GOAL »
Retype, word for word, every line starting at the line with "Read this page and output its text content." and ending with the final line of the entries; skip the pictures.

DATASET RECORDS »
— BEGIN —
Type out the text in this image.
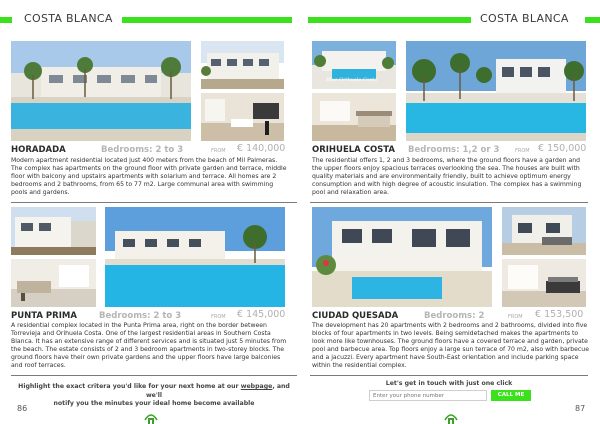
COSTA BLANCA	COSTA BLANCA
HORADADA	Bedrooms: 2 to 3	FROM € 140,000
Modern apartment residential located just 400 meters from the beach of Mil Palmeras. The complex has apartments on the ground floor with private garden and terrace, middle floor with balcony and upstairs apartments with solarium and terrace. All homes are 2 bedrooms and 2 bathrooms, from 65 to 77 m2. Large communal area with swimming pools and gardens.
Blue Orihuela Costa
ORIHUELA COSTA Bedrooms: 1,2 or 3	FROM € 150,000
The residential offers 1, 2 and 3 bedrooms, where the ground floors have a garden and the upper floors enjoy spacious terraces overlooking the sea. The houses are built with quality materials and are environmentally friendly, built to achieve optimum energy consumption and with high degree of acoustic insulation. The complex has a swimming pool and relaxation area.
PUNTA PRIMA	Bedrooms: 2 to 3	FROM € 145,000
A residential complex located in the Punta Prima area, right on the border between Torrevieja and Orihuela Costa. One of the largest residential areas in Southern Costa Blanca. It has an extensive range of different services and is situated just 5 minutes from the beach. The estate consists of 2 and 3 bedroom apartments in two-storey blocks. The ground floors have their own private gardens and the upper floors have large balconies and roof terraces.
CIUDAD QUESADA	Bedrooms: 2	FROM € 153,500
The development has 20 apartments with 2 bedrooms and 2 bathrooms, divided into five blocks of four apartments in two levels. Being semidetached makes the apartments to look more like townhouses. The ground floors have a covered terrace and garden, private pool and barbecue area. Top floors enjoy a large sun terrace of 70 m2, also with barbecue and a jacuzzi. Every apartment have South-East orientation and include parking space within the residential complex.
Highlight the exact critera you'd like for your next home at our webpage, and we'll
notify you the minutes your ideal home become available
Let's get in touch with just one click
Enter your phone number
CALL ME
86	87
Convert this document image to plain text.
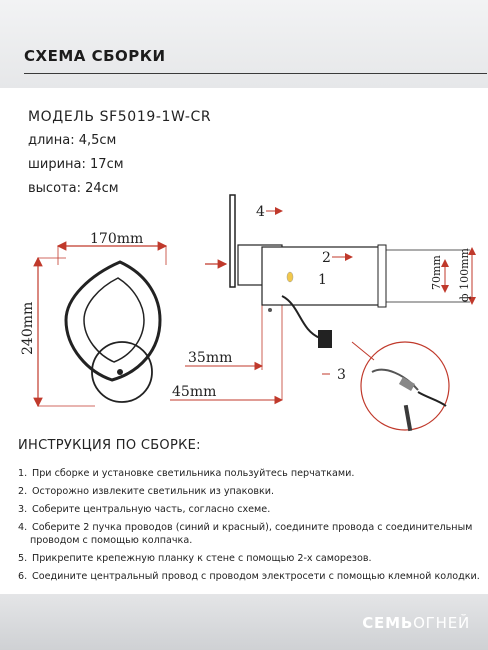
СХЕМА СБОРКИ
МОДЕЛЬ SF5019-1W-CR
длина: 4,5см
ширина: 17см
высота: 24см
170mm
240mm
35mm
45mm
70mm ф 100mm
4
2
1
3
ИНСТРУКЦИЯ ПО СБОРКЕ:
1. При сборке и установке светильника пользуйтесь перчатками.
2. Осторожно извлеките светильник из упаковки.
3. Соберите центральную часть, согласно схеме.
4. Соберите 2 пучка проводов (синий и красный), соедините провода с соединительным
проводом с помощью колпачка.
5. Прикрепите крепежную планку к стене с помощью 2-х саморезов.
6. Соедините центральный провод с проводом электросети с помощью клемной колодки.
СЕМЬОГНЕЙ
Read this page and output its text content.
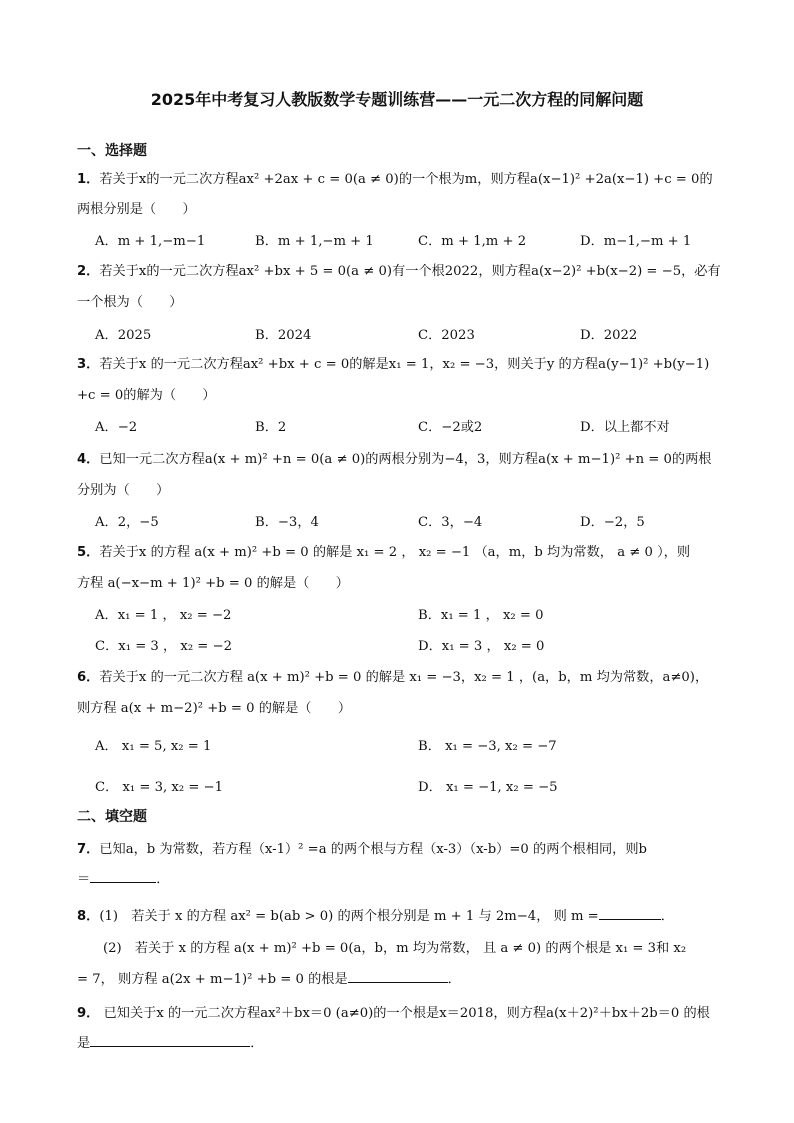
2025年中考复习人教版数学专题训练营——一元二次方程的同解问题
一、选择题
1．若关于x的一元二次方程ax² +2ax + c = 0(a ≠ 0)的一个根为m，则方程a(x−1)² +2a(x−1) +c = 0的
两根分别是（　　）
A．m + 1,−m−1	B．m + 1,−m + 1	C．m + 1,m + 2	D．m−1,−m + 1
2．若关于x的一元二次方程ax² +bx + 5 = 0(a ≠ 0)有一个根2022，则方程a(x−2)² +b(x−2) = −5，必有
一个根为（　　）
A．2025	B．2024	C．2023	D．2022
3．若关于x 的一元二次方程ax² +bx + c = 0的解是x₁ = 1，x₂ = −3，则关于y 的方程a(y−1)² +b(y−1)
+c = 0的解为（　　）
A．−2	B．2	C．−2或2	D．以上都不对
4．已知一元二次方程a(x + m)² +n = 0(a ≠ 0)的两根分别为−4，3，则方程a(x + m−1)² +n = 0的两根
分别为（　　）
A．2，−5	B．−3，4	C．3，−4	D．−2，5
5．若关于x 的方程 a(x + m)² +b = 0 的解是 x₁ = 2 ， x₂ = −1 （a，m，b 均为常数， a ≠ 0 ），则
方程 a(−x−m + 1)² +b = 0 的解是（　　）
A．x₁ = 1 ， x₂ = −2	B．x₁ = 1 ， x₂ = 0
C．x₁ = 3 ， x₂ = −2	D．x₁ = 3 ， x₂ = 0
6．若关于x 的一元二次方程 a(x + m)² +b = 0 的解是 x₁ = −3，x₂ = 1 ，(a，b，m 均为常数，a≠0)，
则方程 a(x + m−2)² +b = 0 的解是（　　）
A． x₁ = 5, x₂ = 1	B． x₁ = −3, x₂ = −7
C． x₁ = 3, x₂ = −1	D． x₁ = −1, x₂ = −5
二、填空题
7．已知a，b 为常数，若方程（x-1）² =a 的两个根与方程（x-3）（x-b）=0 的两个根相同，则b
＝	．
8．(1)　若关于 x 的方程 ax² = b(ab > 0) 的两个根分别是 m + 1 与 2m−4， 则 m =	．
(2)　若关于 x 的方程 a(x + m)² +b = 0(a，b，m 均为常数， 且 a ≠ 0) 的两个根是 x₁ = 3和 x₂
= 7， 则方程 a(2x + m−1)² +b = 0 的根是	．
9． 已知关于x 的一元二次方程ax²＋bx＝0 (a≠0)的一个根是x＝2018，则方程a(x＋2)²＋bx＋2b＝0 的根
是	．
— END —
CORRECT OUTPUT »
Read this page and output its text content.
2025年中考复习人教版数学专题训练营——一元二次方程的同解问题
一、选择题
1．若关于x的一元二次方程ax² +2ax + c = 0(a ≠ 0)的一个根为m，则方程a(x−1)² +2a(x−1) +c = 0的
两根分别是（　　）
A．m + 1,−m−1	B．m + 1,−m + 1	C．m + 1,m + 2	D．m−1,−m + 1
2．若关于x的一元二次方程ax² +bx + 5 = 0(a ≠ 0)有一个根2022，则方程a(x−2)² +b(x−2) = −5，必有
一个根为（　　）
A．2025	B．2024	C．2023	D．2022
3．若关于x 的一元二次方程ax² +bx + c = 0的解是x₁ = 1，x₂ = −3，则关于y 的方程a(y−1)² +b(y−1)
+c = 0的解为（　　）
A．−2	B．2	C．−2或2	D．以上都不对
4．已知一元二次方程a(x + m)² +n = 0(a ≠ 0)的两根分别为−4，3，则方程a(x + m−1)² +n = 0的两根
分别为（　　）
A．2，−5	B．−3，4	C．3，−4	D．−2，5
5．若关于x 的方程 a(x + m)² +b = 0 的解是 x₁ = 2 ， x₂ = −1 （a，m，b 均为常数， a ≠ 0 ），则
方程 a(−x−m + 1)² +b = 0 的解是（　　）
A．x₁ = 1 ， x₂ = −2	B．x₁ = 1 ， x₂ = 0
C．x₁ = 3 ， x₂ = −2	D．x₁ = 3 ， x₂ = 0
6．若关于x 的一元二次方程 a(x + m)² +b = 0 的解是 x₁ = −3，x₂ = 1 ，(a，b，m 均为常数，a≠0)，
则方程 a(x + m−2)² +b = 0 的解是（　　）
A． x₁ = 5, x₂ = 1	B． x₁ = −3, x₂ = −7
C． x₁ = 3, x₂ = −1	D． x₁ = −1, x₂ = −5
二、填空题
7．已知a，b 为常数，若方程（x-1）² =a 的两个根与方程（x-3）（x-b）=0 的两个根相同，则b
＝	．
8．(1)　若关于 x 的方程 ax² = b(ab > 0) 的两个根分别是 m + 1 与 2m−4， 则 m =	．
(2)　若关于 x 的方程 a(x + m)² +b = 0(a，b，m 均为常数， 且 a ≠ 0) 的两个根是 x₁ = 3和 x₂
= 7， 则方程 a(2x + m−1)² +b = 0 的根是	．
9． 已知关于x 的一元二次方程ax²＋bx＝0 (a≠0)的一个根是x＝2018，则方程a(x＋2)²＋bx＋2b＝0 的根
是	．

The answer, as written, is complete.